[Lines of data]
[BEGIN]
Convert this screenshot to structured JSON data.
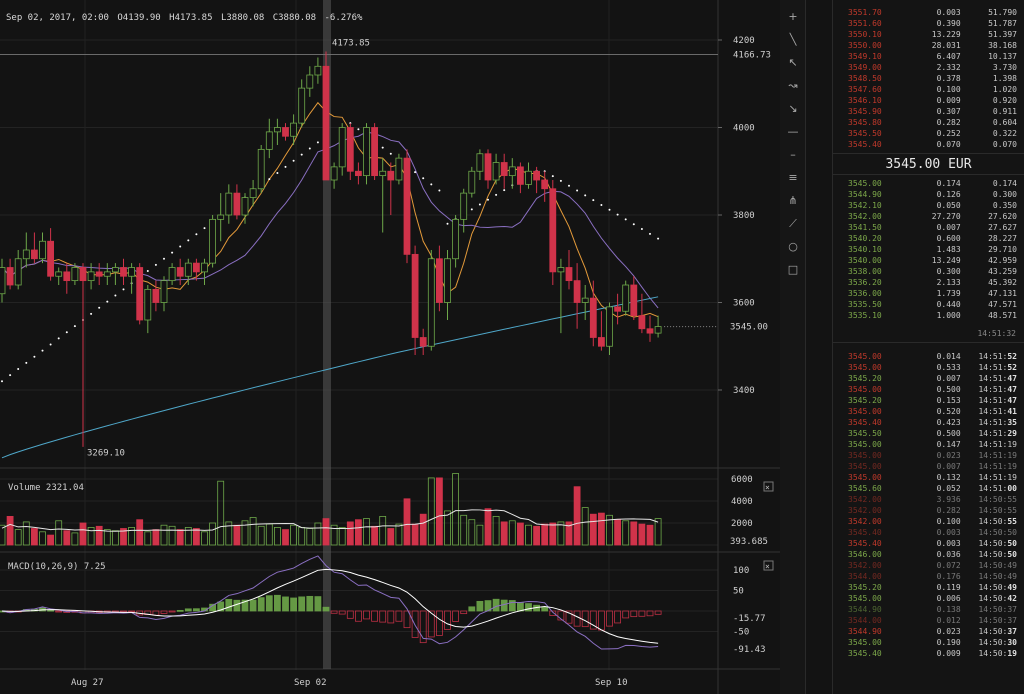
{
  "header": {
    "date": "Sep 02, 2017, 02:00",
    "open": "O4139.90",
    "high": "H4173.85",
    "low": "L3880.08",
    "close": "C3880.08",
    "change": "-6.276%"
  },
  "price_axis": [
    "4200",
    "4000",
    "3800",
    "3600",
    "3400"
  ],
  "price_labels": {
    "high_line": "4166.73",
    "last_price": "3545.00",
    "peak_label": "4173.85",
    "low_label": "3269.10"
  },
  "volume_pane": {
    "title": "Volume 2321.04",
    "axis": [
      "6000",
      "4000",
      "2000"
    ],
    "last": "393.685",
    "close_icon": "×"
  },
  "macd_pane": {
    "title": "MACD(10,26,9) 7.25",
    "axis": [
      "100",
      "50",
      "-50"
    ],
    "signal_label": "-15.77",
    "macd_label": "-91.43",
    "close_icon": "×"
  },
  "time_axis": [
    "Aug 27",
    "Sep 02",
    "Sep 10"
  ],
  "toolbar": {
    "tools": [
      {
        "name": "crosshair-icon",
        "glyph": "+"
      },
      {
        "name": "trend-line-icon",
        "glyph": "╲"
      },
      {
        "name": "arrow-line-icon",
        "glyph": "↖"
      },
      {
        "name": "ray-icon",
        "glyph": "↝"
      },
      {
        "name": "extended-line-icon",
        "glyph": "↘"
      },
      {
        "name": "horizontal-line-icon",
        "glyph": "—"
      },
      {
        "name": "horizontal-ray-icon",
        "glyph": "–"
      },
      {
        "name": "parallel-channel-icon",
        "glyph": "≡"
      },
      {
        "name": "pitchfork-icon",
        "glyph": "⋔"
      },
      {
        "name": "fib-fan-icon",
        "glyph": "⟋"
      },
      {
        "name": "circle-icon",
        "glyph": "○"
      },
      {
        "name": "rectangle-icon",
        "glyph": "□"
      }
    ]
  },
  "order_book": {
    "asks": [
      [
        "3551.70",
        "0.003",
        "51.790"
      ],
      [
        "3551.60",
        "0.390",
        "51.787"
      ],
      [
        "3550.10",
        "13.229",
        "51.397"
      ],
      [
        "3550.00",
        "28.031",
        "38.168"
      ],
      [
        "3549.10",
        "6.407",
        "10.137"
      ],
      [
        "3549.00",
        "2.332",
        "3.730"
      ],
      [
        "3548.50",
        "0.378",
        "1.398"
      ],
      [
        "3547.60",
        "0.100",
        "1.020"
      ],
      [
        "3546.10",
        "0.009",
        "0.920"
      ],
      [
        "3545.90",
        "0.307",
        "0.911"
      ],
      [
        "3545.80",
        "0.282",
        "0.604"
      ],
      [
        "3545.50",
        "0.252",
        "0.322"
      ],
      [
        "3545.40",
        "0.070",
        "0.070"
      ]
    ],
    "mid_price": "3545.00 EUR",
    "bids": [
      [
        "3545.00",
        "0.174",
        "0.174"
      ],
      [
        "3544.90",
        "0.126",
        "0.300"
      ],
      [
        "3542.10",
        "0.050",
        "0.350"
      ],
      [
        "3542.00",
        "27.270",
        "27.620"
      ],
      [
        "3541.50",
        "0.007",
        "27.627"
      ],
      [
        "3540.20",
        "0.600",
        "28.227"
      ],
      [
        "3540.10",
        "1.483",
        "29.710"
      ],
      [
        "3540.00",
        "13.249",
        "42.959"
      ],
      [
        "3538.00",
        "0.300",
        "43.259"
      ],
      [
        "3536.20",
        "2.133",
        "45.392"
      ],
      [
        "3536.00",
        "1.739",
        "47.131"
      ],
      [
        "3535.50",
        "0.440",
        "47.571"
      ],
      [
        "3535.10",
        "1.000",
        "48.571"
      ]
    ],
    "updated": "14:51:32"
  },
  "trades": [
    {
      "price": "3545.00",
      "side": "sell",
      "size": "0.014",
      "time_a": "14:51:",
      "time_b": "52"
    },
    {
      "price": "3545.00",
      "side": "sell",
      "size": "0.533",
      "time_a": "14:51:",
      "time_b": "52"
    },
    {
      "price": "3545.20",
      "side": "buy",
      "size": "0.007",
      "time_a": "14:51:",
      "time_b": "47"
    },
    {
      "price": "3545.00",
      "side": "sell",
      "size": "0.500",
      "time_a": "14:51:",
      "time_b": "47"
    },
    {
      "price": "3545.20",
      "side": "buy",
      "size": "0.153",
      "time_a": "14:51:",
      "time_b": "47"
    },
    {
      "price": "3545.00",
      "side": "sell",
      "size": "0.520",
      "time_a": "14:51:",
      "time_b": "41"
    },
    {
      "price": "3545.40",
      "side": "sell",
      "size": "0.423",
      "time_a": "14:51:",
      "time_b": "35"
    },
    {
      "price": "3545.50",
      "side": "buy",
      "size": "0.500",
      "time_a": "14:51:",
      "time_b": "29"
    },
    {
      "price": "3545.00",
      "side": "buy",
      "size": "0.147",
      "time_a": "14:51:19",
      "time_b": ""
    },
    {
      "price": "3545.00",
      "side": "sell",
      "size": "0.023",
      "time_a": "14:51:19",
      "time_b": "",
      "dim": true
    },
    {
      "price": "3545.00",
      "side": "sell",
      "size": "0.007",
      "time_a": "14:51:19",
      "time_b": "",
      "dim": true
    },
    {
      "price": "3545.00",
      "side": "sell",
      "size": "0.132",
      "time_a": "14:51:19",
      "time_b": ""
    },
    {
      "price": "3545.60",
      "side": "buy",
      "size": "0.052",
      "time_a": "14:51:",
      "time_b": "00"
    },
    {
      "price": "3542.00",
      "side": "sell",
      "size": "3.936",
      "time_a": "14:50:55",
      "time_b": "",
      "dim": true
    },
    {
      "price": "3542.00",
      "side": "sell",
      "size": "0.282",
      "time_a": "14:50:55",
      "time_b": "",
      "dim": true
    },
    {
      "price": "3542.00",
      "side": "sell",
      "size": "0.100",
      "time_a": "14:50:",
      "time_b": "55"
    },
    {
      "price": "3545.40",
      "side": "sell",
      "size": "0.003",
      "time_a": "14:50:50",
      "time_b": "",
      "dim": true
    },
    {
      "price": "3545.40",
      "side": "sell",
      "size": "0.003",
      "time_a": "14:50:",
      "time_b": "50"
    },
    {
      "price": "3546.00",
      "side": "buy",
      "size": "0.036",
      "time_a": "14:50:",
      "time_b": "50"
    },
    {
      "price": "3542.00",
      "side": "sell",
      "size": "0.072",
      "time_a": "14:50:49",
      "time_b": "",
      "dim": true
    },
    {
      "price": "3544.00",
      "side": "sell",
      "size": "0.176",
      "time_a": "14:50:49",
      "time_b": "",
      "dim": true
    },
    {
      "price": "3545.20",
      "side": "buy",
      "size": "0.119",
      "time_a": "14:50:",
      "time_b": "49"
    },
    {
      "price": "3545.00",
      "side": "buy",
      "size": "0.006",
      "time_a": "14:50:",
      "time_b": "42"
    },
    {
      "price": "3544.90",
      "side": "buy",
      "size": "0.138",
      "time_a": "14:50:37",
      "time_b": "",
      "dim": true
    },
    {
      "price": "3544.00",
      "side": "sell",
      "size": "0.012",
      "time_a": "14:50:37",
      "time_b": "",
      "dim": true
    },
    {
      "price": "3544.90",
      "side": "sell",
      "size": "0.023",
      "time_a": "14:50:",
      "time_b": "37"
    },
    {
      "price": "3545.00",
      "side": "buy",
      "size": "0.190",
      "time_a": "14:50:",
      "time_b": "30"
    },
    {
      "price": "3545.40",
      "side": "buy",
      "size": "0.009",
      "time_a": "14:50:",
      "time_b": "19"
    }
  ],
  "colors": {
    "bull": "#6ea84a",
    "bear": "#d0334a",
    "ma_fast": "#e39a3a",
    "ma_slow": "#8a6fc2",
    "ma_long": "#4fa7c9",
    "psar": "#ffffff"
  },
  "chart_data": {
    "type": "candlestick",
    "symbol_interval": "6h",
    "candles": [
      [
        3620,
        3700,
        3600,
        3680
      ],
      [
        3680,
        3700,
        3630,
        3640
      ],
      [
        3640,
        3720,
        3630,
        3700
      ],
      [
        3700,
        3760,
        3680,
        3720
      ],
      [
        3720,
        3760,
        3690,
        3700
      ],
      [
        3700,
        3760,
        3690,
        3740
      ],
      [
        3740,
        3770,
        3650,
        3660
      ],
      [
        3660,
        3680,
        3640,
        3670
      ],
      [
        3670,
        3690,
        3620,
        3650
      ],
      [
        3650,
        3690,
        3640,
        3680
      ],
      [
        3680,
        3690,
        3270,
        3650
      ],
      [
        3650,
        3690,
        3630,
        3670
      ],
      [
        3670,
        3690,
        3640,
        3660
      ],
      [
        3660,
        3690,
        3640,
        3670
      ],
      [
        3670,
        3690,
        3640,
        3680
      ],
      [
        3680,
        3700,
        3640,
        3660
      ],
      [
        3660,
        3690,
        3620,
        3680
      ],
      [
        3680,
        3690,
        3550,
        3560
      ],
      [
        3560,
        3640,
        3530,
        3630
      ],
      [
        3630,
        3650,
        3580,
        3600
      ],
      [
        3600,
        3660,
        3580,
        3650
      ],
      [
        3650,
        3690,
        3640,
        3680
      ],
      [
        3680,
        3700,
        3640,
        3660
      ],
      [
        3660,
        3700,
        3640,
        3690
      ],
      [
        3690,
        3700,
        3650,
        3670
      ],
      [
        3670,
        3700,
        3640,
        3690
      ],
      [
        3690,
        3800,
        3680,
        3790
      ],
      [
        3790,
        3850,
        3740,
        3800
      ],
      [
        3800,
        3870,
        3780,
        3850
      ],
      [
        3850,
        3870,
        3790,
        3800
      ],
      [
        3800,
        3850,
        3780,
        3840
      ],
      [
        3840,
        3880,
        3820,
        3860
      ],
      [
        3860,
        3960,
        3850,
        3950
      ],
      [
        3950,
        4020,
        3930,
        3990
      ],
      [
        3990,
        4020,
        3960,
        4000
      ],
      [
        4000,
        4010,
        3970,
        3980
      ],
      [
        3980,
        4030,
        3960,
        4010
      ],
      [
        4010,
        4110,
        4000,
        4090
      ],
      [
        4090,
        4140,
        4070,
        4120
      ],
      [
        4120,
        4160,
        4100,
        4139.9
      ],
      [
        4139.9,
        4173.85,
        3880.08,
        3880.08
      ],
      [
        3880,
        3920,
        3860,
        3910
      ],
      [
        3910,
        4010,
        3890,
        4000
      ],
      [
        4000,
        4010,
        3880,
        3900
      ],
      [
        3900,
        3920,
        3870,
        3890
      ],
      [
        3890,
        4010,
        3870,
        4000
      ],
      [
        4000,
        4010,
        3880,
        3890
      ],
      [
        3890,
        3930,
        3760,
        3900
      ],
      [
        3900,
        3920,
        3800,
        3880
      ],
      [
        3880,
        3940,
        3870,
        3930
      ],
      [
        3930,
        3950,
        3690,
        3710
      ],
      [
        3710,
        3730,
        3480,
        3520
      ],
      [
        3520,
        3540,
        3480,
        3500
      ],
      [
        3500,
        3720,
        3490,
        3700
      ],
      [
        3700,
        3730,
        3580,
        3600
      ],
      [
        3600,
        3720,
        3560,
        3700
      ],
      [
        3700,
        3800,
        3680,
        3790
      ],
      [
        3790,
        3860,
        3760,
        3850
      ],
      [
        3850,
        3910,
        3840,
        3900
      ],
      [
        3900,
        3950,
        3880,
        3940
      ],
      [
        3940,
        3950,
        3860,
        3880
      ],
      [
        3880,
        3940,
        3870,
        3920
      ],
      [
        3920,
        3940,
        3860,
        3890
      ],
      [
        3890,
        3930,
        3860,
        3910
      ],
      [
        3910,
        3920,
        3850,
        3870
      ],
      [
        3870,
        3920,
        3860,
        3900
      ],
      [
        3900,
        3910,
        3850,
        3880
      ],
      [
        3880,
        3900,
        3830,
        3860
      ],
      [
        3860,
        3880,
        3640,
        3670
      ],
      [
        3670,
        3700,
        3530,
        3680
      ],
      [
        3680,
        3720,
        3630,
        3650
      ],
      [
        3650,
        3690,
        3540,
        3600
      ],
      [
        3600,
        3640,
        3560,
        3610
      ],
      [
        3610,
        3650,
        3500,
        3520
      ],
      [
        3520,
        3580,
        3490,
        3500
      ],
      [
        3500,
        3600,
        3480,
        3590
      ],
      [
        3590,
        3620,
        3550,
        3580
      ],
      [
        3580,
        3650,
        3570,
        3640
      ],
      [
        3640,
        3660,
        3560,
        3570
      ],
      [
        3570,
        3620,
        3530,
        3540
      ],
      [
        3540,
        3570,
        3510,
        3530
      ],
      [
        3530,
        3570,
        3520,
        3545
      ]
    ],
    "volume": [
      1800,
      2600,
      1400,
      2100,
      1500,
      1200,
      900,
      2200,
      1300,
      1100,
      2000,
      1600,
      1700,
      1400,
      1300,
      1500,
      1600,
      2300,
      1200,
      1400,
      1800,
      1700,
      1400,
      1600,
      1500,
      1200,
      2000,
      5800,
      2100,
      1800,
      2200,
      2500,
      1700,
      1900,
      1600,
      1400,
      1800,
      1600,
      1500,
      2000,
      2400,
      1800,
      1600,
      2100,
      2300,
      2400,
      1700,
      2600,
      1500,
      1900,
      4200,
      1900,
      2800,
      6100,
      6100,
      3100,
      6500,
      2700,
      2300,
      1800,
      3300,
      2600,
      2100,
      2200,
      2000,
      1800,
      1700,
      1900,
      2000,
      2100,
      2100,
      5300,
      3400,
      2800,
      2900,
      2700,
      2300,
      2200,
      2100,
      1900,
      1800,
      2400
    ]
  }
}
[END]
#### [What you should do]
Identify each line in the records above containing the word "title"; copy those lines.

#### [Response to this task]
    "title": "Volume 2321.04",
    "title": "MACD(10,26,9) 7.25",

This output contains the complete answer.